Material provided ▸
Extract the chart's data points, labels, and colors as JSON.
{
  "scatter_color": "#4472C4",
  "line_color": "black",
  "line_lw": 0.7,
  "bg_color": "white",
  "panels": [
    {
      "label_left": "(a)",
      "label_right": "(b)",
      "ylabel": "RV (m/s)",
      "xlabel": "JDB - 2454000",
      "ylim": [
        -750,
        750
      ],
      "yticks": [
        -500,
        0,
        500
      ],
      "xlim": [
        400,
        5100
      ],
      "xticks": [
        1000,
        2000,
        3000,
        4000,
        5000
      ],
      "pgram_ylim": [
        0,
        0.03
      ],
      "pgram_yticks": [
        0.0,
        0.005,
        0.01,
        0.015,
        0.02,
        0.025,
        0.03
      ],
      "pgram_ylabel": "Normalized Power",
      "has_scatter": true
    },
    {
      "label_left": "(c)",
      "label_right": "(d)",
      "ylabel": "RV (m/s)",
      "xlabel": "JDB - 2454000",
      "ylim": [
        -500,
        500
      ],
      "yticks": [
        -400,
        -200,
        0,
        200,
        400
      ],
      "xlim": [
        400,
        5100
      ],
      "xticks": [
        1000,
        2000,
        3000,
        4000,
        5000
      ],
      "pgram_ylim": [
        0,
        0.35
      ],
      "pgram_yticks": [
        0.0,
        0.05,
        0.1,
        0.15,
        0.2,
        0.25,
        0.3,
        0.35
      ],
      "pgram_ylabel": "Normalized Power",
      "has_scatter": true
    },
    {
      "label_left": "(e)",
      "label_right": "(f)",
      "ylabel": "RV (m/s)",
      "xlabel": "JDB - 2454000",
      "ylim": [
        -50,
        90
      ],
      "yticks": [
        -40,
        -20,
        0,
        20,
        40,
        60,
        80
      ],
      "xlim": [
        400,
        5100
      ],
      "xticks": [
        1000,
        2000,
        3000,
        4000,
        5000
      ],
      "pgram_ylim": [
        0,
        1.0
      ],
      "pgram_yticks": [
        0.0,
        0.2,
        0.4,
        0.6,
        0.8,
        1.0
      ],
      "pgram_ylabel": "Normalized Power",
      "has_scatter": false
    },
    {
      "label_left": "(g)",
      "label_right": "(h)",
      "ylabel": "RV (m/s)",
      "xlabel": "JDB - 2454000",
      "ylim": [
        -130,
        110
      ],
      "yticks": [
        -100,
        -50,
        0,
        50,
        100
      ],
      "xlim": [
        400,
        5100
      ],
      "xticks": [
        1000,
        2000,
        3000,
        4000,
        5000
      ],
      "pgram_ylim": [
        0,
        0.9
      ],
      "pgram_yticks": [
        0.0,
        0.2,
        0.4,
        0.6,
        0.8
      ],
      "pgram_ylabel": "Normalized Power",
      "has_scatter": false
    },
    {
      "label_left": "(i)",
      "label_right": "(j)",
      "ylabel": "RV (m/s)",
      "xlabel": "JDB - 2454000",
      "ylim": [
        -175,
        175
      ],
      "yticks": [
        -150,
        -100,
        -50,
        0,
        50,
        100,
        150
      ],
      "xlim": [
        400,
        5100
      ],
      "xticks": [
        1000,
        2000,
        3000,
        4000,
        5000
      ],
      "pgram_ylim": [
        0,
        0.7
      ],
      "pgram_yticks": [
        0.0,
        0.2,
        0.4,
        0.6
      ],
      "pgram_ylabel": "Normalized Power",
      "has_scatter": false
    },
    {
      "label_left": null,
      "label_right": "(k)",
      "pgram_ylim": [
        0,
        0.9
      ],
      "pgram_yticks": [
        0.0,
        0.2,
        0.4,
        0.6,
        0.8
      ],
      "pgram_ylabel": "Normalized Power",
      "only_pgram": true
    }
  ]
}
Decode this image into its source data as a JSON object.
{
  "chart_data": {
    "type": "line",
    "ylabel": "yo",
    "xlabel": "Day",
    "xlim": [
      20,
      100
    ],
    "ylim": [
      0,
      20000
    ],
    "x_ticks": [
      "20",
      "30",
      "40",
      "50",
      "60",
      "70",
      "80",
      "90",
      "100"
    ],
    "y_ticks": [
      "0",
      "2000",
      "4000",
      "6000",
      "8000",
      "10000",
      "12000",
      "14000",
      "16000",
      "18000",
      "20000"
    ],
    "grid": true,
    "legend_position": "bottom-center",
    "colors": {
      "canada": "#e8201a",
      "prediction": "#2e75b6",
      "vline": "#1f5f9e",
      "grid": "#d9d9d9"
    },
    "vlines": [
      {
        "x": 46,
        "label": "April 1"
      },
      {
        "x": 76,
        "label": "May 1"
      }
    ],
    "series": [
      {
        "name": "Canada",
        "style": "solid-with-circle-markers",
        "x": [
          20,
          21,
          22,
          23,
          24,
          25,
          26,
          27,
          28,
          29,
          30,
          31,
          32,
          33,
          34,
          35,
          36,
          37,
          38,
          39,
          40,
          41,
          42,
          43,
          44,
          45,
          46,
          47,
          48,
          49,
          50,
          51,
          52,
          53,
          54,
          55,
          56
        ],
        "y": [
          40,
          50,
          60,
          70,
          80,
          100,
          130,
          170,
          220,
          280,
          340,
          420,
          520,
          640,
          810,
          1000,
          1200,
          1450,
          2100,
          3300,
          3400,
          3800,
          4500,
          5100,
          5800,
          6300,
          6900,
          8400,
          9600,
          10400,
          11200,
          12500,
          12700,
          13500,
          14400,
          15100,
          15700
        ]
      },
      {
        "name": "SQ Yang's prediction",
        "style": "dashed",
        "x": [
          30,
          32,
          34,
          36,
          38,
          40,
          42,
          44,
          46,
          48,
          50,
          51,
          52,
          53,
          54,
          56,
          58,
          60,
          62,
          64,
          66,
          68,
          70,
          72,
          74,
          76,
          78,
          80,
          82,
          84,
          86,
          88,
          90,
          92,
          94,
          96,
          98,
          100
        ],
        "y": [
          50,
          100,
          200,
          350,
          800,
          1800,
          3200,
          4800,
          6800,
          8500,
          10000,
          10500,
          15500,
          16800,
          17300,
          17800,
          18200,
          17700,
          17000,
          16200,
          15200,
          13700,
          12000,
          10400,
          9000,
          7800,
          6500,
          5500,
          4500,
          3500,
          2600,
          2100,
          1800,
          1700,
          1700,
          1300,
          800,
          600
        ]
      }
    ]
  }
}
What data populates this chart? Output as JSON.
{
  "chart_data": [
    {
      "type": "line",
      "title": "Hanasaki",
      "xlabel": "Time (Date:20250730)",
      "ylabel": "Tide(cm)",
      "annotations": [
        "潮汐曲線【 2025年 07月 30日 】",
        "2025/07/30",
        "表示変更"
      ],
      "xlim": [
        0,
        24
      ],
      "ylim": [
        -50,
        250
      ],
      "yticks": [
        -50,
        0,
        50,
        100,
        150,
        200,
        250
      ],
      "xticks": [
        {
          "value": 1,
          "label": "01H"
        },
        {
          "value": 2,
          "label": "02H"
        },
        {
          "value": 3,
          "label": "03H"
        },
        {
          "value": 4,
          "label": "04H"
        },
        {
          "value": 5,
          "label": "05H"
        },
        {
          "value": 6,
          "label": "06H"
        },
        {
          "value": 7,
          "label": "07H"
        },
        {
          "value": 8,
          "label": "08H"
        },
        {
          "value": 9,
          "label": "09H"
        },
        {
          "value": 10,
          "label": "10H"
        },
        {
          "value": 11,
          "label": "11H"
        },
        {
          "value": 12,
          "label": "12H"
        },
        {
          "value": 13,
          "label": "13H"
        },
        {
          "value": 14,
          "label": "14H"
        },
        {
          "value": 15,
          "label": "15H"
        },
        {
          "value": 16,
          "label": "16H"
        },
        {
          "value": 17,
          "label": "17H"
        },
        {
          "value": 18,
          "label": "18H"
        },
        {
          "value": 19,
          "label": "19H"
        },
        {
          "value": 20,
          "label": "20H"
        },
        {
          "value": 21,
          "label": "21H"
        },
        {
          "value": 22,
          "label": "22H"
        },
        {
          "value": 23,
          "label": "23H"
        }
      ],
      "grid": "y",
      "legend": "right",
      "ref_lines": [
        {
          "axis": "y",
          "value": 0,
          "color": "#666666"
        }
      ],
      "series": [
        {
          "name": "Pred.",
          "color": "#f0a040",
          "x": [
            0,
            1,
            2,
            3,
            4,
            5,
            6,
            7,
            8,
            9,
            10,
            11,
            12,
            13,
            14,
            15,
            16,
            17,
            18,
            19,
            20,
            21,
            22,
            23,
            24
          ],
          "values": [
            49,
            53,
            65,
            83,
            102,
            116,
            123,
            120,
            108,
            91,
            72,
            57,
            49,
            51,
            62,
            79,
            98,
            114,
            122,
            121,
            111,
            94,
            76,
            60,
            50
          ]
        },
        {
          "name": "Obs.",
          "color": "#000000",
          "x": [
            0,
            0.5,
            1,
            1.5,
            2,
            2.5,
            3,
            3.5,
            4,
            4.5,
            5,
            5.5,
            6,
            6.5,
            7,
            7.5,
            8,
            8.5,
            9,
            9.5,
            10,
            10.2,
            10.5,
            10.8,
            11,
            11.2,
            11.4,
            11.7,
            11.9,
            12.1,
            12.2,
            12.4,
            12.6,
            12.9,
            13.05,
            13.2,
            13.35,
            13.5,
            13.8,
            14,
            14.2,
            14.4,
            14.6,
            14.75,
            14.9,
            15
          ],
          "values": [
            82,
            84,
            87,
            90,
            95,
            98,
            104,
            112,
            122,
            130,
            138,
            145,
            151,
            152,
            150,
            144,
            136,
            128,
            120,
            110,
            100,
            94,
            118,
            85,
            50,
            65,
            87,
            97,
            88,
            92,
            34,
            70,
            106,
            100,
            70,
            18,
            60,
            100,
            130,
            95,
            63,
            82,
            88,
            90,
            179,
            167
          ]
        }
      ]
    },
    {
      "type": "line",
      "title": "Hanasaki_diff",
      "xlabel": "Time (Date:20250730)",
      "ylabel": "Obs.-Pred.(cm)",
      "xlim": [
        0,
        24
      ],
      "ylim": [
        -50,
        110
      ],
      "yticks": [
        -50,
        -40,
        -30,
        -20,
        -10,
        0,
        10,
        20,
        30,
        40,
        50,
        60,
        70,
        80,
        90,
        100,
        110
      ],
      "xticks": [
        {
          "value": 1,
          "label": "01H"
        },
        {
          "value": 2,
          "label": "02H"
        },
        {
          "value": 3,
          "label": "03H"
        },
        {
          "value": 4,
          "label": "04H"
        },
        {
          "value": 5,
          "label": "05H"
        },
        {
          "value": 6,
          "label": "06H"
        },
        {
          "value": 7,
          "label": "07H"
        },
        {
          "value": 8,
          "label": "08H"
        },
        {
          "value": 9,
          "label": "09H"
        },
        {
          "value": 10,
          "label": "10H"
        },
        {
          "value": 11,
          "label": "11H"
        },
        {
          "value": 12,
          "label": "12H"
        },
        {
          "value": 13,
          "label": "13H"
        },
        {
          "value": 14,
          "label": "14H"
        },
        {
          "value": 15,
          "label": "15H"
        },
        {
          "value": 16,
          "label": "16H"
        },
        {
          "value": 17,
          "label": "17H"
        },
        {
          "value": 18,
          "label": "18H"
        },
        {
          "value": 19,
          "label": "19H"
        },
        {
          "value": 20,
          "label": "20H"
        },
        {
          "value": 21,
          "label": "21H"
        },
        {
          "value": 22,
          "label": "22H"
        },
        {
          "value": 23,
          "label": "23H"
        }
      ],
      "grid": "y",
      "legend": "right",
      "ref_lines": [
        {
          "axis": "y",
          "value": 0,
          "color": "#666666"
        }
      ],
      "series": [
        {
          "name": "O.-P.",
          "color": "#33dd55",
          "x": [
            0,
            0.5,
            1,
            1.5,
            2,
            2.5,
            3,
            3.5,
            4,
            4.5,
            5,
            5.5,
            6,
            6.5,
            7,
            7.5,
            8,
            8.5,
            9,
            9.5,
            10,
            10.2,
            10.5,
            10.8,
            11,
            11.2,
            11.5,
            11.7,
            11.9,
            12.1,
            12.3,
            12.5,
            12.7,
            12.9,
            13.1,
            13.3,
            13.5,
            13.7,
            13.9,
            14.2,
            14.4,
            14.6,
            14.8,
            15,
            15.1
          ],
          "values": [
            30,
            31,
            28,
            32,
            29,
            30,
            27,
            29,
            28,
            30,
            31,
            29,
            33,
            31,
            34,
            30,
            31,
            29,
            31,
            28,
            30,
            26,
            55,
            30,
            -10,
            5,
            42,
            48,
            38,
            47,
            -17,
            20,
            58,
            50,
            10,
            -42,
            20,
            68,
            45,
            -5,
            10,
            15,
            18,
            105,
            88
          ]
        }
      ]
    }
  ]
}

Stated task ▸ Of the lines in the entries, how many include the word "colors"? State only the number.

Response to this exercise ▸ 2